[start of RECORDS SUPPLIED]

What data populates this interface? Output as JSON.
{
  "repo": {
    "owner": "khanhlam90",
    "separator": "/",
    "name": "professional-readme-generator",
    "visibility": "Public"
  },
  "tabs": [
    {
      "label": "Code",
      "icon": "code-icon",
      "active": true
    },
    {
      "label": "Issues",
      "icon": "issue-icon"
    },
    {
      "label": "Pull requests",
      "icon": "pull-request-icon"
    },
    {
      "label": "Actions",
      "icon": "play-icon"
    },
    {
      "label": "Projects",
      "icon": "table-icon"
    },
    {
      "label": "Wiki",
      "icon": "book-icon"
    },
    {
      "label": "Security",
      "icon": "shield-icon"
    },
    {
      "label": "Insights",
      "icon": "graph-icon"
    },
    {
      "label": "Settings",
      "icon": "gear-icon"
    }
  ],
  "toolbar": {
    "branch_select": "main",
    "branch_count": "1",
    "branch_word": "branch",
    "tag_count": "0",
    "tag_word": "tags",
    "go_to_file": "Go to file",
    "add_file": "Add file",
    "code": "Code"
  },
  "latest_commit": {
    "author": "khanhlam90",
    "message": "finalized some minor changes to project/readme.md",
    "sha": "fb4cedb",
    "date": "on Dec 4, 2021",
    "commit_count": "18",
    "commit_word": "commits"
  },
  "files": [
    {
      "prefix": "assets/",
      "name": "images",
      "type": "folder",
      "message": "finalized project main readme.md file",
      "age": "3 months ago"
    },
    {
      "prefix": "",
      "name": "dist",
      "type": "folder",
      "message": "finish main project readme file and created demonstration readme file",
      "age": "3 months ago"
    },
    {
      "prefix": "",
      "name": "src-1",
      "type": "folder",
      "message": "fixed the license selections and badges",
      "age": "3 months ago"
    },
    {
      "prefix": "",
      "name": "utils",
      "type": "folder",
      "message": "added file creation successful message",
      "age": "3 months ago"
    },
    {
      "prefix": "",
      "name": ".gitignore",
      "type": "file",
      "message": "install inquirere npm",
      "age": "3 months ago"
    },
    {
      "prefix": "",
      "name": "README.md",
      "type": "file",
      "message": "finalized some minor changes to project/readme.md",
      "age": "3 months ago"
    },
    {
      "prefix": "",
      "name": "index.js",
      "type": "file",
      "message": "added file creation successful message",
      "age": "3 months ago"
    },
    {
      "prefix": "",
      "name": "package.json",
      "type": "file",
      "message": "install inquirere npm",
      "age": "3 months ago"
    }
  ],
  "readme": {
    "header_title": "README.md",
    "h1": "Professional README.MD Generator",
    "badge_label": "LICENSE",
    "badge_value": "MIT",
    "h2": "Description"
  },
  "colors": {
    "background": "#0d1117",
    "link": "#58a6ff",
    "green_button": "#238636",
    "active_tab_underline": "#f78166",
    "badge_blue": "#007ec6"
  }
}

[end of RECORDS SUPPLIED]

*WHAT IS BEING ASKED:*
Each line in the material either holds the string "main" or does not. State how many do, and nothing else.

*SOLUTION FOR THIS PROBLEM:*
3